### To be done
Each entry must be reproduced precisely as it stands.

### Material shown
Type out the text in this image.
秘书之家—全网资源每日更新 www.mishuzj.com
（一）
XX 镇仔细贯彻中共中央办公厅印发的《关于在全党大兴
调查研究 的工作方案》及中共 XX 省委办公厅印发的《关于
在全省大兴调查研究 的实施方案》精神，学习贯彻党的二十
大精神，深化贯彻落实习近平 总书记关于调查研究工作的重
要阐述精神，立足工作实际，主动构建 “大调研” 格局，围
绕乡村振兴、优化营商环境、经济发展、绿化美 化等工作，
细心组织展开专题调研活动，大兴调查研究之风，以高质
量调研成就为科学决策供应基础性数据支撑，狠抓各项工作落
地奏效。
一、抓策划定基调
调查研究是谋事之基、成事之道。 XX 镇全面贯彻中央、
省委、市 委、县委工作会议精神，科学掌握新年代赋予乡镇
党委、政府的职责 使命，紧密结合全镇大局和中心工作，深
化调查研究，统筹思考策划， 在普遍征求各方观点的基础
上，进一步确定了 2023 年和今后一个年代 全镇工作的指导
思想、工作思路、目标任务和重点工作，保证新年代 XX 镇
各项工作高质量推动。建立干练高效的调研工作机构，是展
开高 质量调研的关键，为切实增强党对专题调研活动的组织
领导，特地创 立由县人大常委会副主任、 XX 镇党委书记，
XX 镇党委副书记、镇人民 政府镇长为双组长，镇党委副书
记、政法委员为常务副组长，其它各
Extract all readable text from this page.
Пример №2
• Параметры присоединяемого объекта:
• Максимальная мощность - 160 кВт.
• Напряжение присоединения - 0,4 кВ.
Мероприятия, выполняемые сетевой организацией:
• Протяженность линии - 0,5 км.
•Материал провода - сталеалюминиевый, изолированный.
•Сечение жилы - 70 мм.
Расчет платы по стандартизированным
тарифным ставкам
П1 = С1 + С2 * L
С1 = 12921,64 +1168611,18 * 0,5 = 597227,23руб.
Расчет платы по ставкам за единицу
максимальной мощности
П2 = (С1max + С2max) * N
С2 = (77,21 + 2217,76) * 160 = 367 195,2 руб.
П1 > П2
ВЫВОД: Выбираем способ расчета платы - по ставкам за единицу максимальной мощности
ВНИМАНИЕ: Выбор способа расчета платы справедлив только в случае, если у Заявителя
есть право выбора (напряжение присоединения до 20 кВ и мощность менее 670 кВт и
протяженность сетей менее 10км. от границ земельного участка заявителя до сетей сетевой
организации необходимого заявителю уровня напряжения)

### Task result
Type out the text in this image.
秘书之家—全网资源每日更新 www.mishuzj.com
（一）
XX 镇仔细贯彻中共中央办公厅印发的《关于在全党大兴
调查研究 的工作方案》及中共 XX 省委办公厅印发的《关于
在全省大兴调查研究 的实施方案》精神，学习贯彻党的二十
大精神，深化贯彻落实习近平 总书记关于调查研究工作的重
要阐述精神，立足工作实际，主动构建 “大调研” 格局，围
绕乡村振兴、优化营商环境、经济发展、绿化美 化等工作，
细心组织展开专题调研活动，大兴调查研究之风，以高质
量调研成就为科学决策供应基础性数据支撑，狠抓各项工作落
地奏效。
一、抓策划定基调
调查研究是谋事之基、成事之道。 XX 镇全面贯彻中央、
省委、市 委、县委工作会议精神，科学掌握新年代赋予乡镇
党委、政府的职责 使命，紧密结合全镇大局和中心工作，深
化调查研究，统筹思考策划， 在普遍征求各方观点的基础
上，进一步确定了 2023 年和今后一个年代 全镇工作的指导
思想、工作思路、目标任务和重点工作，保证新年代 XX 镇
各项工作高质量推动。建立干练高效的调研工作机构，是展
开高 质量调研的关键，为切实增强党对专题调研活动的组织
领导，特地创 立由县人大常委会副主任、 XX 镇党委书记，
XX 镇党委副书记、镇人民 政府镇长为双组长，镇党委副书
记、政法委员为常务副组长，其它各
Extract all readable text from this page.
Пример №2
• Параметры присоединяемого объекта:
• Максимальная мощность - 160 кВт.
• Напряжение присоединения - 0,4 кВ.
Мероприятия, выполняемые сетевой организацией:
• Протяженность линии - 0,5 км.
•Материал провода - сталеалюминиевый, изолированный.
•Сечение жилы - 70 мм.
Расчет платы по стандартизированным
тарифным ставкам
П1 = С1 + С2 * L
С1 = 12921,64 +1168611,18 * 0,5 = 597227,23руб.
Расчет платы по ставкам за единицу
максимальной мощности
П2 = (С1max + С2max) * N
С2 = (77,21 + 2217,76) * 160 = 367 195,2 руб.
П1 > П2
ВЫВОД: Выбираем способ расчета платы - по ставкам за единицу максимальной мощности
ВНИМАНИЕ: Выбор способа расчета платы справедлив только в случае, если у Заявителя
есть право выбора (напряжение присоединения до 20 кВ и мощность менее 670 кВт и
протяженность сетей менее 10км. от границ земельного участка заявителя до сетей сетевой
организации необходимого заявителю уровня напряжения)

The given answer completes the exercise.